RECORD EXTRACTS:
↓↓↓

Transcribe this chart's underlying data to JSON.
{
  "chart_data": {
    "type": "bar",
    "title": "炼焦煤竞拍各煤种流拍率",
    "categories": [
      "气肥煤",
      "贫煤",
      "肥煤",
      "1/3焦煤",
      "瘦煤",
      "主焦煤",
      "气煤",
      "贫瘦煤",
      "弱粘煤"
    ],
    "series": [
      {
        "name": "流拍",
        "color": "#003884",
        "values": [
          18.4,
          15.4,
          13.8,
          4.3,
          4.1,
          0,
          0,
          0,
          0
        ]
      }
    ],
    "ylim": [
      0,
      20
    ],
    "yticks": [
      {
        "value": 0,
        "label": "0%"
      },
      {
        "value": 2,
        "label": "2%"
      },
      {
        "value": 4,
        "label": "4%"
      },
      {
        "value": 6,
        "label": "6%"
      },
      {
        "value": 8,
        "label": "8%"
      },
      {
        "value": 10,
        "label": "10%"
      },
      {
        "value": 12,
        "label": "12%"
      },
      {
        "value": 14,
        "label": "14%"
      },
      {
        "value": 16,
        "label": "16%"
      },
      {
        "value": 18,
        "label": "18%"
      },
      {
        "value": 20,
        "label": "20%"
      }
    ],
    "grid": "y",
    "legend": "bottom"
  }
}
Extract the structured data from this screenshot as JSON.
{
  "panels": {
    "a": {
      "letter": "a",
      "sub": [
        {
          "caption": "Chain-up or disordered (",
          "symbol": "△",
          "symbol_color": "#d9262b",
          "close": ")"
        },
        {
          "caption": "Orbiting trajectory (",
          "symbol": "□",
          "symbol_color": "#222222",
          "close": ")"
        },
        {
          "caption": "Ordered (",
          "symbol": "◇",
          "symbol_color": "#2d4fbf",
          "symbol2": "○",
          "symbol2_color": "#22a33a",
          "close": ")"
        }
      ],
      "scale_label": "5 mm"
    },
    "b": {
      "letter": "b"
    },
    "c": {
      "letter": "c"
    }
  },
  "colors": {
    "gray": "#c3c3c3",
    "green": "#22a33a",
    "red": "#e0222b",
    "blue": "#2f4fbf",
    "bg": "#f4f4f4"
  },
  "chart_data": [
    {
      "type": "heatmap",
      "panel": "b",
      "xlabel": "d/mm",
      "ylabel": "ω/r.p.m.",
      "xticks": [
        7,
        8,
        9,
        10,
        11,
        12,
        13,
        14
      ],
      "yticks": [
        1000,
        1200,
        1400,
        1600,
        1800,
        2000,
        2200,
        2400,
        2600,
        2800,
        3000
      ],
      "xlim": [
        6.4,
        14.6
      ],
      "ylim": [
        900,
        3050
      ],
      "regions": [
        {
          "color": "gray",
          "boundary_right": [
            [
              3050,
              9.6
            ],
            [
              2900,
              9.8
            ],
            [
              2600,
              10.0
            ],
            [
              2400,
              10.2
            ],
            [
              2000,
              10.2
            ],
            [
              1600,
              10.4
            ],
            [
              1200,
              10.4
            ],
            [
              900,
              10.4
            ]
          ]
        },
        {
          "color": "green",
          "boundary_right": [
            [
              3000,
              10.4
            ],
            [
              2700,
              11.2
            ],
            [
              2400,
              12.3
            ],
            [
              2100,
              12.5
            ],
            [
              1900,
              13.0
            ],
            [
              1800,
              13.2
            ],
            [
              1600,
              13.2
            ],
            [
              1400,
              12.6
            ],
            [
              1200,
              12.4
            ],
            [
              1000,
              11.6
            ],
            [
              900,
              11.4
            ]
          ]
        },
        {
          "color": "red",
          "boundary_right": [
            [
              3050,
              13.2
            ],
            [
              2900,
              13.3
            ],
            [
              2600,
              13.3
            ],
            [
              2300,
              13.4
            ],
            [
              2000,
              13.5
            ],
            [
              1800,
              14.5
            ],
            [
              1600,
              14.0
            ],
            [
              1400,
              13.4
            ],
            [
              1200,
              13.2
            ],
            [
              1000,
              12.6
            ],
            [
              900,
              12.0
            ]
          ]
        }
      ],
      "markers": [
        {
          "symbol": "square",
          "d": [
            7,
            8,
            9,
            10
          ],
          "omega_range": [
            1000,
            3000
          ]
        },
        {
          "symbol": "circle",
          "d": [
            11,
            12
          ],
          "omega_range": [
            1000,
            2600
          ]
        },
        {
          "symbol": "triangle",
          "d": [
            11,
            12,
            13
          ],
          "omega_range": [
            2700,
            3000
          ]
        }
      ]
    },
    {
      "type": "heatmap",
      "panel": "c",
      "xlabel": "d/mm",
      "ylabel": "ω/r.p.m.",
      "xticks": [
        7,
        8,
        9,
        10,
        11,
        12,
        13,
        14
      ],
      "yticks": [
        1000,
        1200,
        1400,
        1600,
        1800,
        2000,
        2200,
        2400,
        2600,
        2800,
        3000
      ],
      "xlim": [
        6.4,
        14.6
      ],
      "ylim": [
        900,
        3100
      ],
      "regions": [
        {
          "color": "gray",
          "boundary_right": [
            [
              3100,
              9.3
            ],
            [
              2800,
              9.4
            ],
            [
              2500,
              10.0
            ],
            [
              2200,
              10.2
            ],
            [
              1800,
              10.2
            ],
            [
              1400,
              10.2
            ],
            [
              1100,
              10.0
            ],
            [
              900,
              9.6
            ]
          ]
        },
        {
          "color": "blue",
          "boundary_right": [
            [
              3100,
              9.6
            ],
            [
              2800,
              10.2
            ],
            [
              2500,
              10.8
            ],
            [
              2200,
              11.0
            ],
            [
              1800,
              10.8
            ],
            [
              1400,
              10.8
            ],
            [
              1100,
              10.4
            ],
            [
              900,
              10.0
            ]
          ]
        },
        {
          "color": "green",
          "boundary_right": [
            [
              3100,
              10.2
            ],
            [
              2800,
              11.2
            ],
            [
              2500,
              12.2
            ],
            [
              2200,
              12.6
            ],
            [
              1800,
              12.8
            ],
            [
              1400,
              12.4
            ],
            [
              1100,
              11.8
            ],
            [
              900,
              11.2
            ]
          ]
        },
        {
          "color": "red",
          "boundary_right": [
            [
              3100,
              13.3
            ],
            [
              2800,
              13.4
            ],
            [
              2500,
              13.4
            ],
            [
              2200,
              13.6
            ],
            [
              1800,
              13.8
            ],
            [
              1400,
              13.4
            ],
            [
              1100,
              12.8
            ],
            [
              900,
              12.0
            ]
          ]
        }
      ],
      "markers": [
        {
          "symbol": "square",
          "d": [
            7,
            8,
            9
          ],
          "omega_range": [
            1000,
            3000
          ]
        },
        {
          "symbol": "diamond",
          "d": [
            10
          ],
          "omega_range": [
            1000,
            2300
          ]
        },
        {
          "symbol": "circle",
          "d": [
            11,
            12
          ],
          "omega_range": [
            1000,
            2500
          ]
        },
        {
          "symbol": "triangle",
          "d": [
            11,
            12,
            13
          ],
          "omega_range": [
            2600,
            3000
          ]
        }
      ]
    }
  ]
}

↑↑↑

AIM OF THE EXERCISE:
Return each line of the data exactly as written above.

EXPECTED OUTPUT:
Transcribe this chart's underlying data to JSON.
{
  "chart_data": {
    "type": "bar",
    "title": "炼焦煤竞拍各煤种流拍率",
    "categories": [
      "气肥煤",
      "贫煤",
      "肥煤",
      "1/3焦煤",
      "瘦煤",
      "主焦煤",
      "气煤",
      "贫瘦煤",
      "弱粘煤"
    ],
    "series": [
      {
        "name": "流拍",
        "color": "#003884",
        "values": [
          18.4,
          15.4,
          13.8,
          4.3,
          4.1,
          0,
          0,
          0,
          0
        ]
      }
    ],
    "ylim": [
      0,
      20
    ],
    "yticks": [
      {
        "value": 0,
        "label": "0%"
      },
      {
        "value": 2,
        "label": "2%"
      },
      {
        "value": 4,
        "label": "4%"
      },
      {
        "value": 6,
        "label": "6%"
      },
      {
        "value": 8,
        "label": "8%"
      },
      {
        "value": 10,
        "label": "10%"
      },
      {
        "value": 12,
        "label": "12%"
      },
      {
        "value": 14,
        "label": "14%"
      },
      {
        "value": 16,
        "label": "16%"
      },
      {
        "value": 18,
        "label": "18%"
      },
      {
        "value": 20,
        "label": "20%"
      }
    ],
    "grid": "y",
    "legend": "bottom"
  }
}
Extract the structured data from this screenshot as JSON.
{
  "panels": {
    "a": {
      "letter": "a",
      "sub": [
        {
          "caption": "Chain-up or disordered (",
          "symbol": "△",
          "symbol_color": "#d9262b",
          "close": ")"
        },
        {
          "caption": "Orbiting trajectory (",
          "symbol": "□",
          "symbol_color": "#222222",
          "close": ")"
        },
        {
          "caption": "Ordered (",
          "symbol": "◇",
          "symbol_color": "#2d4fbf",
          "symbol2": "○",
          "symbol2_color": "#22a33a",
          "close": ")"
        }
      ],
      "scale_label": "5 mm"
    },
    "b": {
      "letter": "b"
    },
    "c": {
      "letter": "c"
    }
  },
  "colors": {
    "gray": "#c3c3c3",
    "green": "#22a33a",
    "red": "#e0222b",
    "blue": "#2f4fbf",
    "bg": "#f4f4f4"
  },
  "chart_data": [
    {
      "type": "heatmap",
      "panel": "b",
      "xlabel": "d/mm",
      "ylabel": "ω/r.p.m.",
      "xticks": [
        7,
        8,
        9,
        10,
        11,
        12,
        13,
        14
      ],
      "yticks": [
        1000,
        1200,
        1400,
        1600,
        1800,
        2000,
        2200,
        2400,
        2600,
        2800,
        3000
      ],
      "xlim": [
        6.4,
        14.6
      ],
      "ylim": [
        900,
        3050
      ],
      "regions": [
        {
          "color": "gray",
          "boundary_right": [
            [
              3050,
              9.6
            ],
            [
              2900,
              9.8
            ],
            [
              2600,
              10.0
            ],
            [
              2400,
              10.2
            ],
            [
              2000,
              10.2
            ],
            [
              1600,
              10.4
            ],
            [
              1200,
              10.4
            ],
            [
              900,
              10.4
            ]
          ]
        },
        {
          "color": "green",
          "boundary_right": [
            [
              3000,
              10.4
            ],
            [
              2700,
              11.2
            ],
            [
              2400,
              12.3
            ],
            [
              2100,
              12.5
            ],
            [
              1900,
              13.0
            ],
            [
              1800,
              13.2
            ],
            [
              1600,
              13.2
            ],
            [
              1400,
              12.6
            ],
            [
              1200,
              12.4
            ],
            [
              1000,
              11.6
            ],
            [
              900,
              11.4
            ]
          ]
        },
        {
          "color": "red",
          "boundary_right": [
            [
              3050,
              13.2
            ],
            [
              2900,
              13.3
            ],
            [
              2600,
              13.3
            ],
            [
              2300,
              13.4
            ],
            [
              2000,
              13.5
            ],
            [
              1800,
              14.5
            ],
            [
              1600,
              14.0
            ],
            [
              1400,
              13.4
            ],
            [
              1200,
              13.2
            ],
            [
              1000,
              12.6
            ],
            [
              900,
              12.0
            ]
          ]
        }
      ],
      "markers": [
        {
          "symbol": "square",
          "d": [
            7,
            8,
            9,
            10
          ],
          "omega_range": [
            1000,
            3000
          ]
        },
        {
          "symbol": "circle",
          "d": [
            11,
            12
          ],
          "omega_range": [
            1000,
            2600
          ]
        },
        {
          "symbol": "triangle",
          "d": [
            11,
            12,
            13
          ],
          "omega_range": [
            2700,
            3000
          ]
        }
      ]
    },
    {
      "type": "heatmap",
      "panel": "c",
      "xlabel": "d/mm",
      "ylabel": "ω/r.p.m.",
      "xticks": [
        7,
        8,
        9,
        10,
        11,
        12,
        13,
        14
      ],
      "yticks": [
        1000,
        1200,
        1400,
        1600,
        1800,
        2000,
        2200,
        2400,
        2600,
        2800,
        3000
      ],
      "xlim": [
        6.4,
        14.6
      ],
      "ylim": [
        900,
        3100
      ],
      "regions": [
        {
          "color": "gray",
          "boundary_right": [
            [
              3100,
              9.3
            ],
            [
              2800,
              9.4
            ],
            [
              2500,
              10.0
            ],
            [
              2200,
              10.2
            ],
            [
              1800,
              10.2
            ],
            [
              1400,
              10.2
            ],
            [
              1100,
              10.0
            ],
            [
              900,
              9.6
            ]
          ]
        },
        {
          "color": "blue",
          "boundary_right": [
            [
              3100,
              9.6
            ],
            [
              2800,
              10.2
            ],
            [
              2500,
              10.8
            ],
            [
              2200,
              11.0
            ],
            [
              1800,
              10.8
            ],
            [
              1400,
              10.8
            ],
            [
              1100,
              10.4
            ],
            [
              900,
              10.0
            ]
          ]
        },
        {
          "color": "green",
          "boundary_right": [
            [
              3100,
              10.2
            ],
            [
              2800,
              11.2
            ],
            [
              2500,
              12.2
            ],
            [
              2200,
              12.6
            ],
            [
              1800,
              12.8
            ],
            [
              1400,
              12.4
            ],
            [
              1100,
              11.8
            ],
            [
              900,
              11.2
            ]
          ]
        },
        {
          "color": "red",
          "boundary_right": [
            [
              3100,
              13.3
            ],
            [
              2800,
              13.4
            ],
            [
              2500,
              13.4
            ],
            [
              2200,
              13.6
            ],
            [
              1800,
              13.8
            ],
            [
              1400,
              13.4
            ],
            [
              1100,
              12.8
            ],
            [
              900,
              12.0
            ]
          ]
        }
      ],
      "markers": [
        {
          "symbol": "square",
          "d": [
            7,
            8,
            9
          ],
          "omega_range": [
            1000,
            3000
          ]
        },
        {
          "symbol": "diamond",
          "d": [
            10
          ],
          "omega_range": [
            1000,
            2300
          ]
        },
        {
          "symbol": "circle",
          "d": [
            11,
            12
          ],
          "omega_range": [
            1000,
            2500
          ]
        },
        {
          "symbol": "triangle",
          "d": [
            11,
            12,
            13
          ],
          "omega_range": [
            2600,
            3000
          ]
        }
      ]
    }
  ]
}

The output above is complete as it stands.